Reproduce every line of the records below without any changes, leaving out the pictures.
====================
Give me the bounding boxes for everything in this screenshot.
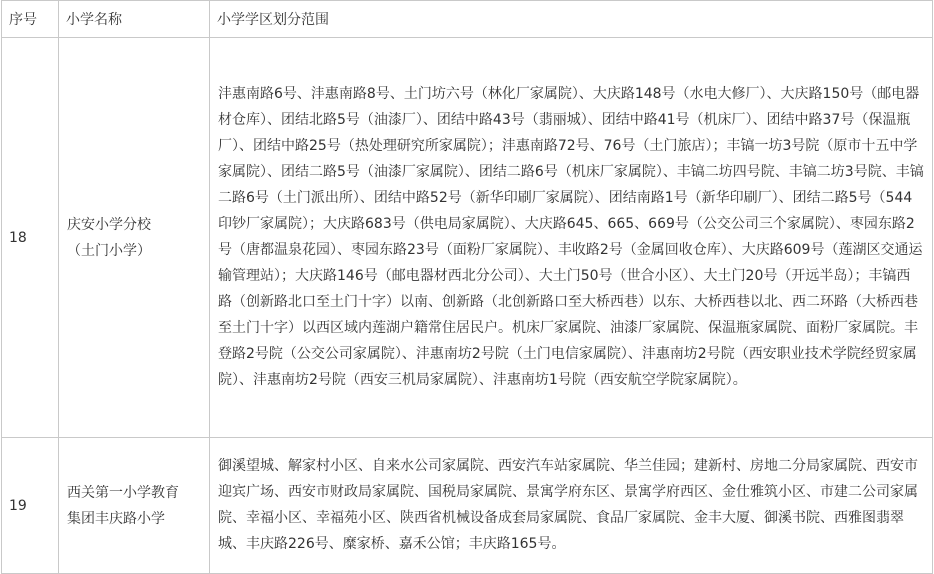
school-name-line: （土门小学） [67,242,151,259]
district-scope: 御溪望城、解家村小区、自来水公司家属院、西安汽车站家属院、华兰佳园；建新村、房地二分局家属院、西安市迎宾广场、西安市财政局家属院、国税局家属院、景寓学府东区、景寓学府西区、金仕雅筑小区、市建二公司家属院、幸福小区、幸福苑小区、陕西省机械设备成套局家属院、食品厂家属院、金丰大厦、御溪书院、西雅图翡翠城、丰庆路226号、糜家桥、嘉禾公馆；丰庆路165号。 [210,438,933,574]
header-scope-label: 小学学区划分范围 [217,12,329,28]
table-row [2,438,933,574]
school-district-table [1,0,933,574]
row-number: 19 [2,438,59,574]
school-name-line: 集团丰庆路小学 [67,510,165,527]
header-name-label: 小学名称 [66,12,122,28]
table-row [2,38,933,438]
school-name [59,38,210,438]
district-scope: 沣惠南路6号、沣惠南路8号、土门坊六号（林化厂家属院）、大庆路148号（水电大修厂）、大庆路150号（邮电器材仓库）、团结北路5号（油漆厂）、团结中路43号（翡丽城）、团结中路41号（机床厂）、团结中路37号（保温瓶厂）、团结中路25号（热处理研究所家属院）；沣惠南路72号、76号（土门旅店）；丰镐一坊3号院（原市十五中学家属院）、团结二路5号（油漆厂家属院）、团结二路6号（机床厂家属院）、丰镐二坊四号院、丰镐二坊3号院、丰镐二路6号（土门派出所）、团结中路52号（新华印刷厂家属院）、团结南路1号（新华印刷厂）、团结二路5号（544印钞厂家属院）；大庆路683号（供电局家属院）、大庆路645、665、669号（公交公司三个家属院）、枣园东路2号（唐都温泉花园）、枣园东路23号（面粉厂家属院）、丰收路2号（金属回收仓库）、大庆路609号（莲湖区交通运输管理站）；大庆路146号（邮电器材西北分公司）、大土门50号（世合小区）、大土门20号（开远半岛）；丰镐西路（创新路北口至土门十字）以南、创新路（北创新路口至大桥西巷）以东、大桥西巷以北、西二环路（大桥西巷至土门十字）以西区域内莲湖户籍常住居民户。机床厂家属院、油漆厂家属院、保温瓶家属院、面粉厂家属院。丰登路2号院（公交公司家属院）、沣惠南坊2号院（土门电信家属院）、沣惠南坊2号院（西安职业技术学院经贸家属院）、沣惠南坊2号院（西安三机局家属院）、沣惠南坊1号院（西安航空学院家属院）。 [210,38,933,438]
table-header-row [2,1,933,38]
header-scope [210,1,933,38]
school-name [59,438,210,574]
row-number: 18 [2,38,59,438]
school-name-line: 庆安小学分校 [67,216,151,233]
header-name [59,1,210,38]
header-no-label: 序号 [9,12,37,28]
header-no [2,1,59,38]
school-name-line: 西关第一小学教育 [67,484,179,501]
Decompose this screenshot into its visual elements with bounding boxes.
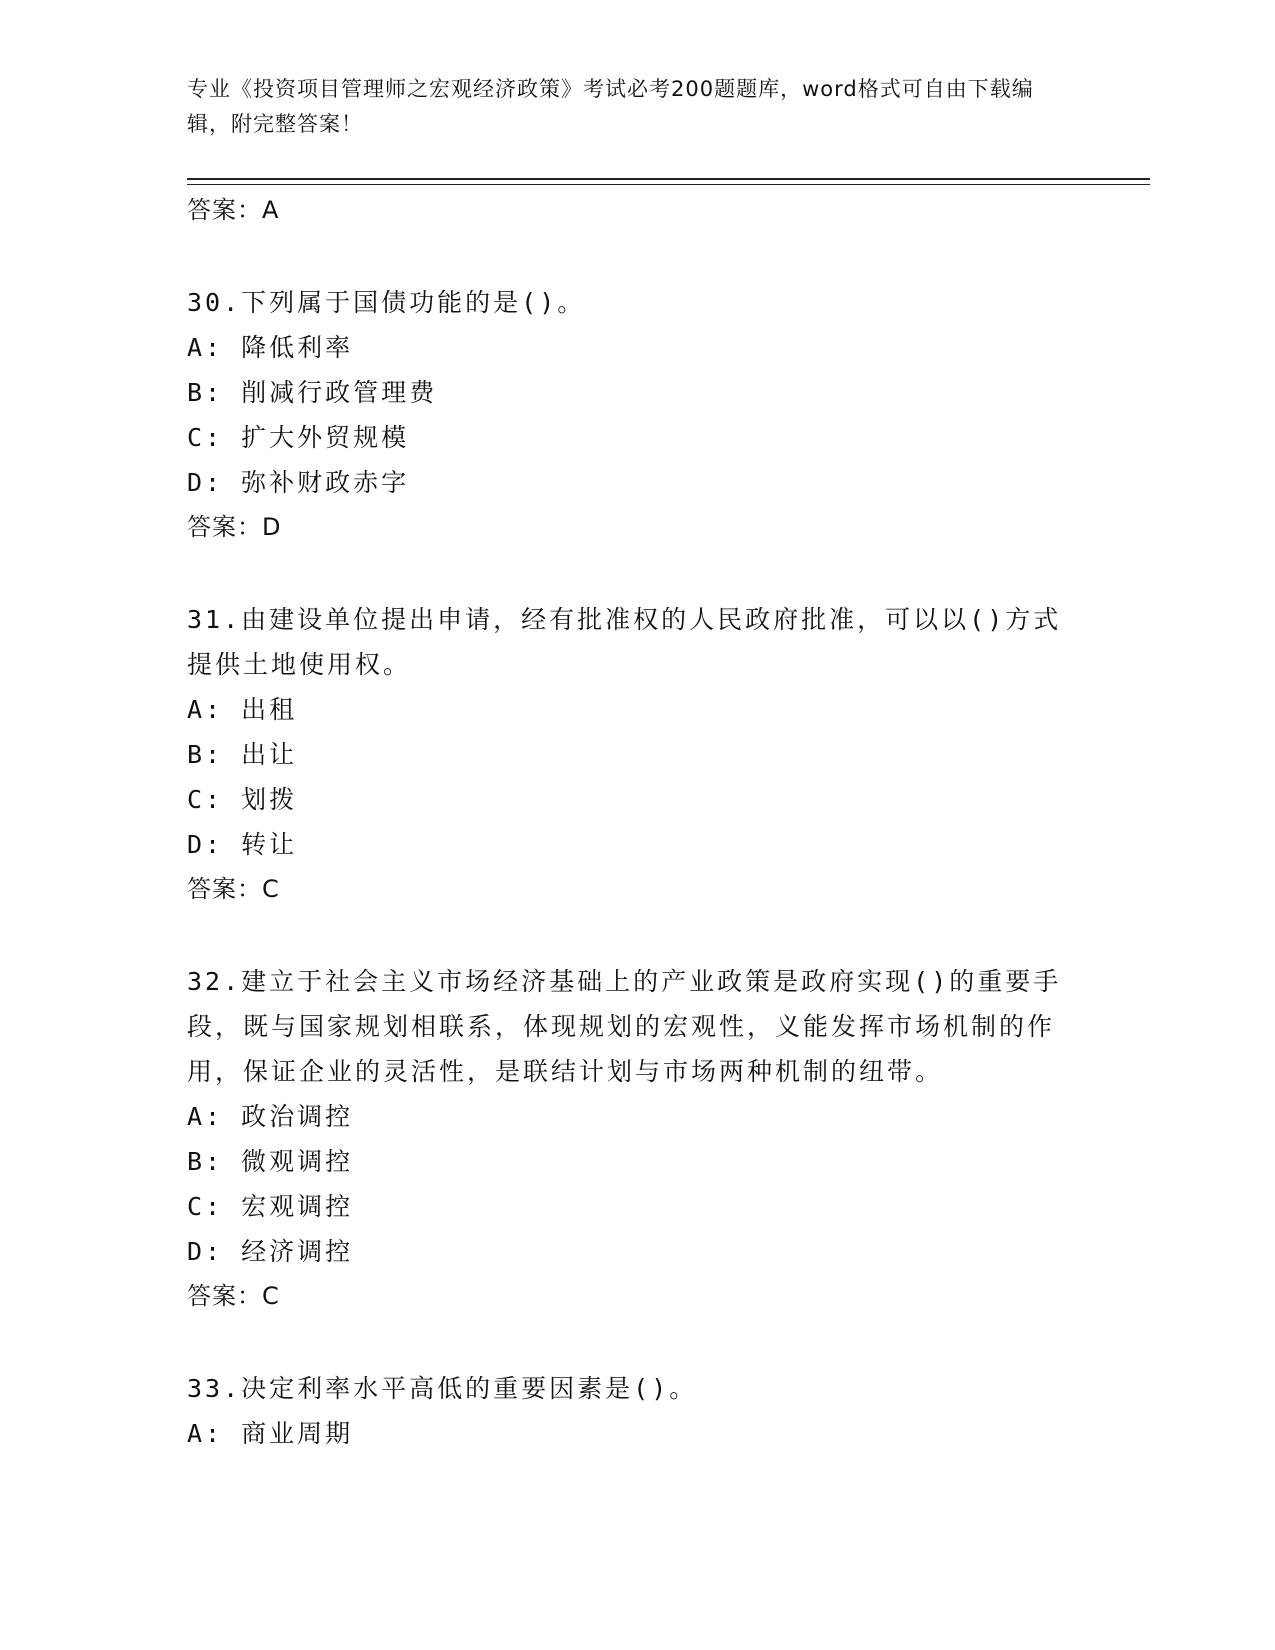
answer-label: 答案：C [187, 1282, 280, 1310]
question-block [187, 280, 1087, 550]
document-header: 专业《投资项目管理师之宏观经济政策》考试必考200题题库，word格式可自由下载编辑，附完整答案！ [187, 77, 1034, 136]
question-block [187, 1366, 1087, 1456]
option-c: C: 宏观调控 [187, 1192, 354, 1221]
option-a: A: 商业周期 [187, 1419, 354, 1448]
option-b: B: 微观调控 [187, 1147, 354, 1176]
answer-label: 答案：A [187, 196, 280, 224]
question-text: 33.决定利率水平高低的重要因素是()。 [187, 1374, 698, 1403]
option-a: A: 出租 [187, 695, 298, 724]
question-text: 31.由建设单位提出申请，经有批准权的人民政府批准，可以以()方式提供土地使用权。 [187, 605, 1062, 679]
question-text: 30.下列属于国债功能的是()。 [187, 288, 586, 317]
answer-label: 答案：D [187, 513, 282, 541]
question-block [187, 597, 1087, 912]
option-c: C: 划拨 [187, 785, 298, 814]
answer-label: 答案：C [187, 875, 280, 903]
option-a: A: 政治调控 [187, 1102, 354, 1131]
option-d: D: 转让 [187, 830, 298, 859]
question-text: 32.建立于社会主义市场经济基础上的产业政策是政府实现()的重要手段，既与国家规划相联系，体现规划的宏观性，义能发挥市场机制的作用，保证企业的灵活性，是联结计划与市场两种机制的纽带。 [187, 967, 1062, 1086]
option-d: D: 经济调控 [187, 1237, 354, 1266]
header-divider-thin [187, 184, 1150, 185]
option-b: B: 出让 [187, 740, 298, 769]
option-a: A: 降低利率 [187, 333, 354, 362]
header-divider-thick [187, 178, 1150, 180]
option-b: B: 削减行政管理费 [187, 378, 438, 407]
question-block [187, 959, 1087, 1319]
option-c: C: 扩大外贸规模 [187, 423, 410, 452]
question-list [187, 188, 1087, 1456]
option-d: D: 弥补财政赤字 [187, 468, 410, 497]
====================
OUTPUT OF THE EXERCISE
Give me the bounding boxes for everything in this screenshot.
school-name-line: （土门小学） [67,242,151,259]
district-scope: 御溪望城、解家村小区、自来水公司家属院、西安汽车站家属院、华兰佳园；建新村、房地二分局家属院、西安市迎宾广场、西安市财政局家属院、国税局家属院、景寓学府东区、景寓学府西区、金仕雅筑小区、市建二公司家属院、幸福小区、幸福苑小区、陕西省机械设备成套局家属院、食品厂家属院、金丰大厦、御溪书院、西雅图翡翠城、丰庆路226号、糜家桥、嘉禾公馆；丰庆路165号。 [210,438,933,574]
header-scope-label: 小学学区划分范围 [217,12,329,28]
table-row [2,438,933,574]
school-district-table [1,0,933,574]
row-number: 19 [2,438,59,574]
school-name-line: 集团丰庆路小学 [67,510,165,527]
header-name-label: 小学名称 [66,12,122,28]
table-row [2,38,933,438]
school-name [59,38,210,438]
district-scope: 沣惠南路6号、沣惠南路8号、土门坊六号（林化厂家属院）、大庆路148号（水电大修厂）、大庆路150号（邮电器材仓库）、团结北路5号（油漆厂）、团结中路43号（翡丽城）、团结中路41号（机床厂）、团结中路37号（保温瓶厂）、团结中路25号（热处理研究所家属院）；沣惠南路72号、76号（土门旅店）；丰镐一坊3号院（原市十五中学家属院）、团结二路5号（油漆厂家属院）、团结二路6号（机床厂家属院）、丰镐二坊四号院、丰镐二坊3号院、丰镐二路6号（土门派出所）、团结中路52号（新华印刷厂家属院）、团结南路1号（新华印刷厂）、团结二路5号（544印钞厂家属院）；大庆路683号（供电局家属院）、大庆路645、665、669号（公交公司三个家属院）、枣园东路2号（唐都温泉花园）、枣园东路23号（面粉厂家属院）、丰收路2号（金属回收仓库）、大庆路609号（莲湖区交通运输管理站）；大庆路146号（邮电器材西北分公司）、大土门50号（世合小区）、大土门20号（开远半岛）；丰镐西路（创新路北口至土门十字）以南、创新路（北创新路口至大桥西巷）以东、大桥西巷以北、西二环路（大桥西巷至土门十字）以西区域内莲湖户籍常住居民户。机床厂家属院、油漆厂家属院、保温瓶家属院、面粉厂家属院。丰登路2号院（公交公司家属院）、沣惠南坊2号院（土门电信家属院）、沣惠南坊2号院（西安职业技术学院经贸家属院）、沣惠南坊2号院（西安三机局家属院）、沣惠南坊1号院（西安航空学院家属院）。 [210,38,933,438]
table-header-row [2,1,933,38]
header-scope [210,1,933,38]
school-name [59,438,210,574]
row-number: 18 [2,38,59,438]
school-name-line: 庆安小学分校 [67,216,151,233]
header-name [59,1,210,38]
header-no-label: 序号 [9,12,37,28]
header-no [2,1,59,38]
school-name-line: 西关第一小学教育 [67,484,179,501]
Decompose this screenshot into its visual elements with bounding boxes.
answer-label: 答案：C [187, 1282, 280, 1310]
question-block [187, 280, 1087, 550]
document-header: 专业《投资项目管理师之宏观经济政策》考试必考200题题库，word格式可自由下载编辑，附完整答案！ [187, 77, 1034, 136]
question-block [187, 1366, 1087, 1456]
option-c: C: 宏观调控 [187, 1192, 354, 1221]
option-a: A: 商业周期 [187, 1419, 354, 1448]
option-b: B: 微观调控 [187, 1147, 354, 1176]
answer-label: 答案：A [187, 196, 280, 224]
question-text: 33.决定利率水平高低的重要因素是()。 [187, 1374, 698, 1403]
option-a: A: 出租 [187, 695, 298, 724]
question-text: 31.由建设单位提出申请，经有批准权的人民政府批准，可以以()方式提供土地使用权。 [187, 605, 1062, 679]
question-text: 30.下列属于国债功能的是()。 [187, 288, 586, 317]
answer-label: 答案：D [187, 513, 282, 541]
question-block [187, 597, 1087, 912]
option-c: C: 划拨 [187, 785, 298, 814]
answer-label: 答案：C [187, 875, 280, 903]
option-a: A: 政治调控 [187, 1102, 354, 1131]
option-d: D: 转让 [187, 830, 298, 859]
question-text: 32.建立于社会主义市场经济基础上的产业政策是政府实现()的重要手段，既与国家规划相联系，体现规划的宏观性，义能发挥市场机制的作用，保证企业的灵活性，是联结计划与市场两种机制的纽带。 [187, 967, 1062, 1086]
option-d: D: 经济调控 [187, 1237, 354, 1266]
header-divider-thin [187, 184, 1150, 185]
option-b: B: 出让 [187, 740, 298, 769]
option-a: A: 降低利率 [187, 333, 354, 362]
header-divider-thick [187, 178, 1150, 180]
option-b: B: 削减行政管理费 [187, 378, 438, 407]
question-block [187, 959, 1087, 1319]
option-c: C: 扩大外贸规模 [187, 423, 410, 452]
question-list [187, 188, 1087, 1456]
option-d: D: 弥补财政赤字 [187, 468, 410, 497]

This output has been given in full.